> **Work required**:
Pull out every line below that contains the string "Market", copied in full. Capitalization must match.

Labeled region entries:
------------------------------------------------------------------------
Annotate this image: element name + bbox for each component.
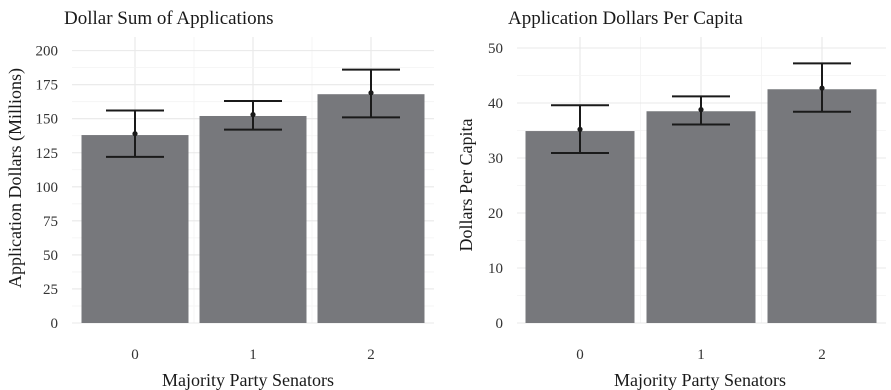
y-tick-label: 75 [43,214,58,230]
y-tick-label: 20 [488,206,503,222]
y-tick-label: 50 [488,41,503,57]
point-estimate [577,126,583,132]
point-estimate [132,131,138,137]
y-axis-title: Dollars Per Capita [456,119,476,252]
y-tick-labels: 0 10 20 30 40 50 [488,41,503,332]
y-tick-label: 125 [36,146,59,162]
bars [525,89,877,323]
bar [81,135,189,323]
point-estimate [368,90,374,96]
y-tick-label: 200 [36,44,59,60]
x-tick-label: 1 [697,347,705,363]
y-tick-label: 10 [488,261,503,277]
y-tick-label: 0 [496,316,504,332]
bar [525,131,635,323]
chart-title: Dollar Sum of Applications [64,8,274,29]
y-tick-label: 50 [43,248,58,264]
point-estimate [698,107,704,113]
error-bars [106,68,400,158]
x-tick-labels: 0 1 2 [576,347,826,363]
point-estimate [819,85,825,91]
bar [317,94,425,323]
panel-per-capita: 0 10 20 30 40 50 0 1 2 Application Dollars Per … [456,8,886,390]
x-tick-label: 0 [131,347,139,363]
x-tick-label: 0 [576,347,584,363]
y-tick-label: 25 [43,282,58,298]
y-tick-label: 150 [36,112,59,128]
bar [199,115,307,323]
panel-dollar-sum: 0 25 50 75 100 125 150 175 200 0 1 2 Dollar Sum of… [5,8,434,390]
y-tick-label: 40 [488,96,503,112]
y-tick-label: 0 [51,316,59,332]
y-tick-labels: 0 25 50 75 100 125 150 175 200 [36,44,59,332]
x-tick-label: 2 [818,347,826,363]
bars [81,94,425,323]
error-bars [551,62,851,155]
chart-title: Application Dollars Per Capita [508,8,743,29]
x-tick-labels: 0 1 2 [131,347,375,363]
x-tick-label: 1 [249,347,257,363]
bar [767,89,877,323]
x-axis-title: Majority Party Senators [162,370,334,390]
bar [646,111,756,323]
y-tick-label: 175 [36,78,59,94]
y-tick-label: 30 [488,151,503,167]
y-axis-title: Application Dollars (Millions) [5,68,26,288]
y-tick-label: 100 [36,180,59,196]
x-axis-title: Majority Party Senators [614,370,786,390]
x-tick-label: 2 [367,347,375,363]
point-estimate [250,112,256,118]
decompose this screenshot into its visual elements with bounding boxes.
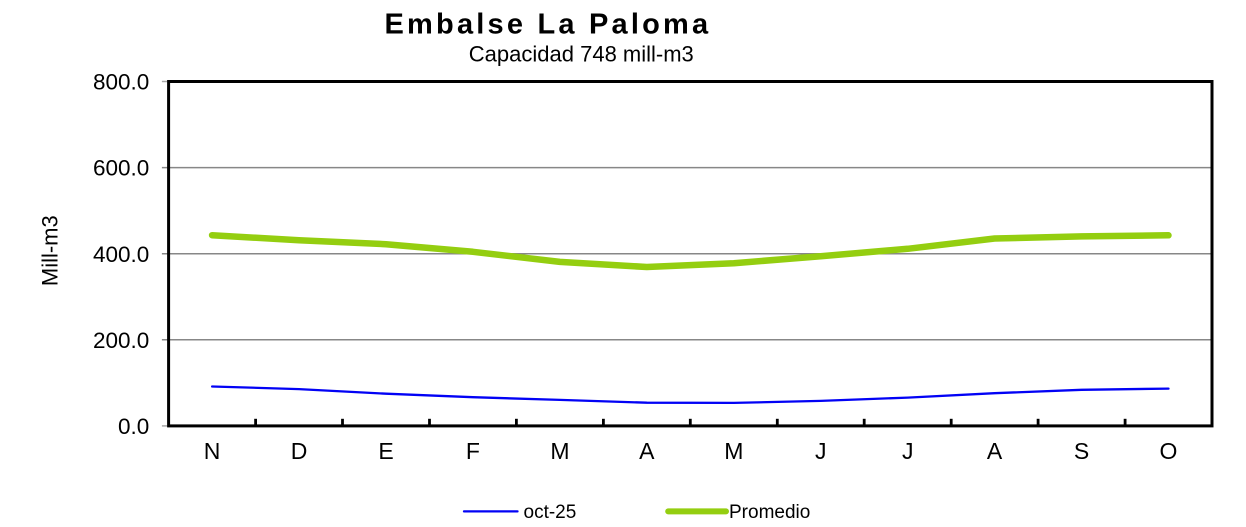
- svg-text:J: J: [902, 438, 914, 464]
- svg-text:S: S: [1074, 438, 1089, 464]
- svg-text:400.0: 400.0: [93, 242, 149, 267]
- svg-text:N: N: [204, 438, 221, 464]
- svg-text:600.0: 600.0: [93, 156, 149, 181]
- svg-text:Embalse La Paloma: Embalse La Paloma: [385, 8, 712, 40]
- svg-text:A: A: [987, 438, 1003, 464]
- svg-text:F: F: [466, 438, 480, 464]
- svg-text:D: D: [291, 438, 308, 464]
- svg-text:200.0: 200.0: [93, 328, 149, 353]
- svg-text:M: M: [724, 438, 743, 464]
- svg-text:J: J: [815, 438, 827, 464]
- svg-text:Promedio: Promedio: [729, 502, 810, 523]
- svg-text:E: E: [378, 438, 393, 464]
- svg-text:M: M: [550, 438, 569, 464]
- svg-text:0.0: 0.0: [118, 414, 149, 439]
- svg-text:O: O: [1160, 438, 1178, 464]
- svg-text:A: A: [639, 438, 655, 464]
- svg-text:800.0: 800.0: [93, 70, 149, 95]
- svg-text:oct-25: oct-25: [524, 502, 577, 523]
- svg-text:Mill-m3: Mill-m3: [38, 215, 63, 286]
- svg-text:Capacidad 748 mill-m3: Capacidad 748 mill-m3: [469, 42, 694, 67]
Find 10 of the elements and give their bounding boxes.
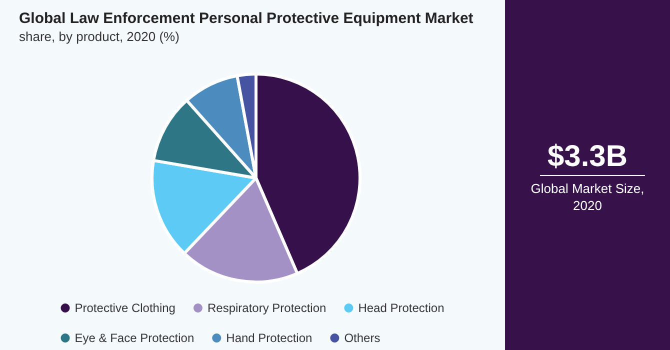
chart-title: Global Law Enforcement Personal Protective Equipment Market [19, 10, 474, 27]
legend-label: Eye & Face Protection [74, 331, 194, 345]
chart-subtitle: share, by product, 2020 (%) [19, 29, 180, 44]
text: Global Market Size, 2020 [530, 180, 645, 214]
legend-label: Respiratory Protection [207, 301, 326, 315]
text: $3.3B [546, 140, 629, 174]
legend-label: Head Protection [358, 301, 444, 315]
legend-label: Others [344, 331, 380, 345]
legend-label: Protective Clothing [74, 301, 176, 315]
legend-label: Hand Protection [226, 331, 312, 345]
------------------------------------------------------------------------
> **Response to this task**:
chart-title: Global Law Enforcement Personal Protective Equipment Market [19, 10, 474, 27]
text: Global Market Size, 2020 [530, 180, 645, 214]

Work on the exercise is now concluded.